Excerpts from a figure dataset
* Begin *

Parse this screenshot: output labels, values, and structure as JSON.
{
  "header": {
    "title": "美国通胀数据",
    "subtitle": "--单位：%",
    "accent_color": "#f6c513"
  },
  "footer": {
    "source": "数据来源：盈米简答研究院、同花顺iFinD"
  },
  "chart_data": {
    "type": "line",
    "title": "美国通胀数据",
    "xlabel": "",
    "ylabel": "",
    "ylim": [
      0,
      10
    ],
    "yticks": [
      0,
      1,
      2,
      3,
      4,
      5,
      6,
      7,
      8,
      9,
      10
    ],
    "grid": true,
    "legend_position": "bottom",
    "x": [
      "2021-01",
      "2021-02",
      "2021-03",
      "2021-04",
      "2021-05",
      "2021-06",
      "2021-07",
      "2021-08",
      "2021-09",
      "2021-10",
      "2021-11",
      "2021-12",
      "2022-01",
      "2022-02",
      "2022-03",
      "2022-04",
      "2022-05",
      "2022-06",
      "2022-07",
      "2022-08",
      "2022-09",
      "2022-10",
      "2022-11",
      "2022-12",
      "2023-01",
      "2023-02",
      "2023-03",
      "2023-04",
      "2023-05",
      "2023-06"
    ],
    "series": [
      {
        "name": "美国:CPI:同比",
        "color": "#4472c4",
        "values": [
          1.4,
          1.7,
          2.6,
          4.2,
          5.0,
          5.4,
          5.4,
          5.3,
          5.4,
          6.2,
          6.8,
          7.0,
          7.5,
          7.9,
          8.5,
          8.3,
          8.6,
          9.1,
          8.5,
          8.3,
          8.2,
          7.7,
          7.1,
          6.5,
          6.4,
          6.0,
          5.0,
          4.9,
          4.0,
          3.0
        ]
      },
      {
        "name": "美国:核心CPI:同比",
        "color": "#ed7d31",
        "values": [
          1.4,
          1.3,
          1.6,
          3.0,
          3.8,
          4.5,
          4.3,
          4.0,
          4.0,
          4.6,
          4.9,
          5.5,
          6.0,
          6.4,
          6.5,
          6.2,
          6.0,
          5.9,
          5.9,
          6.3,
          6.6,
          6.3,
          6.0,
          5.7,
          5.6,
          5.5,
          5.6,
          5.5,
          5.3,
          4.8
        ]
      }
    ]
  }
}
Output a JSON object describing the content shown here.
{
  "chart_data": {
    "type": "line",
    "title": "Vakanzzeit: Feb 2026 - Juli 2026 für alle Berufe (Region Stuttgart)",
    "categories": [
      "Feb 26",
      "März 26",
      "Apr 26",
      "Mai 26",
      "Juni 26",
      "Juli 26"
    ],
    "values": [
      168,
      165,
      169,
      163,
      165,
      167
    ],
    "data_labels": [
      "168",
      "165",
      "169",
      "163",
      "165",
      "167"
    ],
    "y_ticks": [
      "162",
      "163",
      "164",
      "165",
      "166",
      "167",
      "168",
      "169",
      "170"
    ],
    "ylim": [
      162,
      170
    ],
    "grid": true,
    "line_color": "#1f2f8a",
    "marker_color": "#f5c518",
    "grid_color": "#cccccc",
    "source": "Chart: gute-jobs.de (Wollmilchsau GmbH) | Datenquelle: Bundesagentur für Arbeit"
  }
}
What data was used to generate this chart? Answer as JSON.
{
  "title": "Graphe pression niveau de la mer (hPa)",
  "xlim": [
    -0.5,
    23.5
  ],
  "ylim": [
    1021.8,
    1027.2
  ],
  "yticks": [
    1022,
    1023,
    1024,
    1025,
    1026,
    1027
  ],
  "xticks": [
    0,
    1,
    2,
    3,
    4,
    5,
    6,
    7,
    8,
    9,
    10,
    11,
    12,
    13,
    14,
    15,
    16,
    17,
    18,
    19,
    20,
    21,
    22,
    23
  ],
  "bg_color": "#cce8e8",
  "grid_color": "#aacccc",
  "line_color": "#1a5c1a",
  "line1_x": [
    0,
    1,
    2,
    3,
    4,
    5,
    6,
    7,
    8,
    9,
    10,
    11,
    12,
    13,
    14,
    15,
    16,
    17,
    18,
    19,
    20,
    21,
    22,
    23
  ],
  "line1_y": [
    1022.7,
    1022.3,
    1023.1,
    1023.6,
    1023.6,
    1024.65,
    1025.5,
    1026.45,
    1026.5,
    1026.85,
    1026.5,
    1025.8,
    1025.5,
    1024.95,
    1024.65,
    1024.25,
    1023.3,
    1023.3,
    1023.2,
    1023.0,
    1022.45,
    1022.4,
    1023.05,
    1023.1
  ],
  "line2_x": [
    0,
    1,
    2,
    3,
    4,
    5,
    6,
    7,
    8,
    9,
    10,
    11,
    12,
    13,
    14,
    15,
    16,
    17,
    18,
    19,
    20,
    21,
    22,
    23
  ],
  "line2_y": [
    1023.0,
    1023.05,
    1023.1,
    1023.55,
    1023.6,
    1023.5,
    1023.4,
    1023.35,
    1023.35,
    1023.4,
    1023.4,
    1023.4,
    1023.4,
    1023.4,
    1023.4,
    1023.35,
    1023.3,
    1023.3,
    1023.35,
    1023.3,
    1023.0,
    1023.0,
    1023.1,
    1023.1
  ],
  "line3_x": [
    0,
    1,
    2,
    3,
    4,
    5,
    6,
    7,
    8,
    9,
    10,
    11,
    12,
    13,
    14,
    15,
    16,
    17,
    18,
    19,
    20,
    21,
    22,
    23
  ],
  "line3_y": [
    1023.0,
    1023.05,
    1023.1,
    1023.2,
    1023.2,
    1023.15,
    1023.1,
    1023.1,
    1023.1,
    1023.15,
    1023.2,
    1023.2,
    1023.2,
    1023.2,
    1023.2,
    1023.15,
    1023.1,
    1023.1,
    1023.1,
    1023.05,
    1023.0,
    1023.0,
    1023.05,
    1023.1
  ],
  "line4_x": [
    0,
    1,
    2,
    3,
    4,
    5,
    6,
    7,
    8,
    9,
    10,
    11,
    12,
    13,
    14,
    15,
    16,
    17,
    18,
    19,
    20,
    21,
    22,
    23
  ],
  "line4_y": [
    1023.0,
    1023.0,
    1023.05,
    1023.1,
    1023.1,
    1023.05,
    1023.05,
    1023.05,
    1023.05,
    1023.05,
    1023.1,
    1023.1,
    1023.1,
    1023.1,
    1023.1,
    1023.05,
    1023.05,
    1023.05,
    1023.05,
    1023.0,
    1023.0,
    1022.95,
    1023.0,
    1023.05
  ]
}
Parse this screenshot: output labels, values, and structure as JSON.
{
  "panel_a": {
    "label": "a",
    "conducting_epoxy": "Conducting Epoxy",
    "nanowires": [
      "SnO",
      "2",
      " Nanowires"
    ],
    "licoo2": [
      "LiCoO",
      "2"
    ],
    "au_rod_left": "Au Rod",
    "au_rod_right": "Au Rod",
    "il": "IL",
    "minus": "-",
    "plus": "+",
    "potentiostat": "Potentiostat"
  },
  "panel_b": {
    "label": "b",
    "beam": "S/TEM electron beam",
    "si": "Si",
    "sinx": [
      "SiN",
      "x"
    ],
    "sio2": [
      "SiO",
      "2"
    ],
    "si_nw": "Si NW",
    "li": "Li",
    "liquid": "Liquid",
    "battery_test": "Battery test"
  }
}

* End *

### WHAT IS REQUIRED
Output all preceding records character for character.

### FULL ANSWER
Parse this screenshot: output labels, values, and structure as JSON.
{
  "header": {
    "title": "美国通胀数据",
    "subtitle": "--单位：%",
    "accent_color": "#f6c513"
  },
  "footer": {
    "source": "数据来源：盈米简答研究院、同花顺iFinD"
  },
  "chart_data": {
    "type": "line",
    "title": "美国通胀数据",
    "xlabel": "",
    "ylabel": "",
    "ylim": [
      0,
      10
    ],
    "yticks": [
      0,
      1,
      2,
      3,
      4,
      5,
      6,
      7,
      8,
      9,
      10
    ],
    "grid": true,
    "legend_position": "bottom",
    "x": [
      "2021-01",
      "2021-02",
      "2021-03",
      "2021-04",
      "2021-05",
      "2021-06",
      "2021-07",
      "2021-08",
      "2021-09",
      "2021-10",
      "2021-11",
      "2021-12",
      "2022-01",
      "2022-02",
      "2022-03",
      "2022-04",
      "2022-05",
      "2022-06",
      "2022-07",
      "2022-08",
      "2022-09",
      "2022-10",
      "2022-11",
      "2022-12",
      "2023-01",
      "2023-02",
      "2023-03",
      "2023-04",
      "2023-05",
      "2023-06"
    ],
    "series": [
      {
        "name": "美国:CPI:同比",
        "color": "#4472c4",
        "values": [
          1.4,
          1.7,
          2.6,
          4.2,
          5.0,
          5.4,
          5.4,
          5.3,
          5.4,
          6.2,
          6.8,
          7.0,
          7.5,
          7.9,
          8.5,
          8.3,
          8.6,
          9.1,
          8.5,
          8.3,
          8.2,
          7.7,
          7.1,
          6.5,
          6.4,
          6.0,
          5.0,
          4.9,
          4.0,
          3.0
        ]
      },
      {
        "name": "美国:核心CPI:同比",
        "color": "#ed7d31",
        "values": [
          1.4,
          1.3,
          1.6,
          3.0,
          3.8,
          4.5,
          4.3,
          4.0,
          4.0,
          4.6,
          4.9,
          5.5,
          6.0,
          6.4,
          6.5,
          6.2,
          6.0,
          5.9,
          5.9,
          6.3,
          6.6,
          6.3,
          6.0,
          5.7,
          5.6,
          5.5,
          5.6,
          5.5,
          5.3,
          4.8
        ]
      }
    ]
  }
}
Output a JSON object describing the content shown here.
{
  "chart_data": {
    "type": "line",
    "title": "Vakanzzeit: Feb 2026 - Juli 2026 für alle Berufe (Region Stuttgart)",
    "categories": [
      "Feb 26",
      "März 26",
      "Apr 26",
      "Mai 26",
      "Juni 26",
      "Juli 26"
    ],
    "values": [
      168,
      165,
      169,
      163,
      165,
      167
    ],
    "data_labels": [
      "168",
      "165",
      "169",
      "163",
      "165",
      "167"
    ],
    "y_ticks": [
      "162",
      "163",
      "164",
      "165",
      "166",
      "167",
      "168",
      "169",
      "170"
    ],
    "ylim": [
      162,
      170
    ],
    "grid": true,
    "line_color": "#1f2f8a",
    "marker_color": "#f5c518",
    "grid_color": "#cccccc",
    "source": "Chart: gute-jobs.de (Wollmilchsau GmbH) | Datenquelle: Bundesagentur für Arbeit"
  }
}
What data was used to generate this chart? Answer as JSON.
{
  "title": "Graphe pression niveau de la mer (hPa)",
  "xlim": [
    -0.5,
    23.5
  ],
  "ylim": [
    1021.8,
    1027.2
  ],
  "yticks": [
    1022,
    1023,
    1024,
    1025,
    1026,
    1027
  ],
  "xticks": [
    0,
    1,
    2,
    3,
    4,
    5,
    6,
    7,
    8,
    9,
    10,
    11,
    12,
    13,
    14,
    15,
    16,
    17,
    18,
    19,
    20,
    21,
    22,
    23
  ],
  "bg_color": "#cce8e8",
  "grid_color": "#aacccc",
  "line_color": "#1a5c1a",
  "line1_x": [
    0,
    1,
    2,
    3,
    4,
    5,
    6,
    7,
    8,
    9,
    10,
    11,
    12,
    13,
    14,
    15,
    16,
    17,
    18,
    19,
    20,
    21,
    22,
    23
  ],
  "line1_y": [
    1022.7,
    1022.3,
    1023.1,
    1023.6,
    1023.6,
    1024.65,
    1025.5,
    1026.45,
    1026.5,
    1026.85,
    1026.5,
    1025.8,
    1025.5,
    1024.95,
    1024.65,
    1024.25,
    1023.3,
    1023.3,
    1023.2,
    1023.0,
    1022.45,
    1022.4,
    1023.05,
    1023.1
  ],
  "line2_x": [
    0,
    1,
    2,
    3,
    4,
    5,
    6,
    7,
    8,
    9,
    10,
    11,
    12,
    13,
    14,
    15,
    16,
    17,
    18,
    19,
    20,
    21,
    22,
    23
  ],
  "line2_y": [
    1023.0,
    1023.05,
    1023.1,
    1023.55,
    1023.6,
    1023.5,
    1023.4,
    1023.35,
    1023.35,
    1023.4,
    1023.4,
    1023.4,
    1023.4,
    1023.4,
    1023.4,
    1023.35,
    1023.3,
    1023.3,
    1023.35,
    1023.3,
    1023.0,
    1023.0,
    1023.1,
    1023.1
  ],
  "line3_x": [
    0,
    1,
    2,
    3,
    4,
    5,
    6,
    7,
    8,
    9,
    10,
    11,
    12,
    13,
    14,
    15,
    16,
    17,
    18,
    19,
    20,
    21,
    22,
    23
  ],
  "line3_y": [
    1023.0,
    1023.05,
    1023.1,
    1023.2,
    1023.2,
    1023.15,
    1023.1,
    1023.1,
    1023.1,
    1023.15,
    1023.2,
    1023.2,
    1023.2,
    1023.2,
    1023.2,
    1023.15,
    1023.1,
    1023.1,
    1023.1,
    1023.05,
    1023.0,
    1023.0,
    1023.05,
    1023.1
  ],
  "line4_x": [
    0,
    1,
    2,
    3,
    4,
    5,
    6,
    7,
    8,
    9,
    10,
    11,
    12,
    13,
    14,
    15,
    16,
    17,
    18,
    19,
    20,
    21,
    22,
    23
  ],
  "line4_y": [
    1023.0,
    1023.0,
    1023.05,
    1023.1,
    1023.1,
    1023.05,
    1023.05,
    1023.05,
    1023.05,
    1023.05,
    1023.1,
    1023.1,
    1023.1,
    1023.1,
    1023.1,
    1023.05,
    1023.05,
    1023.05,
    1023.05,
    1023.0,
    1023.0,
    1022.95,
    1023.0,
    1023.05
  ]
}
Parse this screenshot: output labels, values, and structure as JSON.
{
  "panel_a": {
    "label": "a",
    "conducting_epoxy": "Conducting Epoxy",
    "nanowires": [
      "SnO",
      "2",
      " Nanowires"
    ],
    "licoo2": [
      "LiCoO",
      "2"
    ],
    "au_rod_left": "Au Rod",
    "au_rod_right": "Au Rod",
    "il": "IL",
    "minus": "-",
    "plus": "+",
    "potentiostat": "Potentiostat"
  },
  "panel_b": {
    "label": "b",
    "beam": "S/TEM electron beam",
    "si": "Si",
    "sinx": [
      "SiN",
      "x"
    ],
    "sio2": [
      "SiO",
      "2"
    ],
    "si_nw": "Si NW",
    "li": "Li",
    "liquid": "Liquid",
    "battery_test": "Battery test"
  }
}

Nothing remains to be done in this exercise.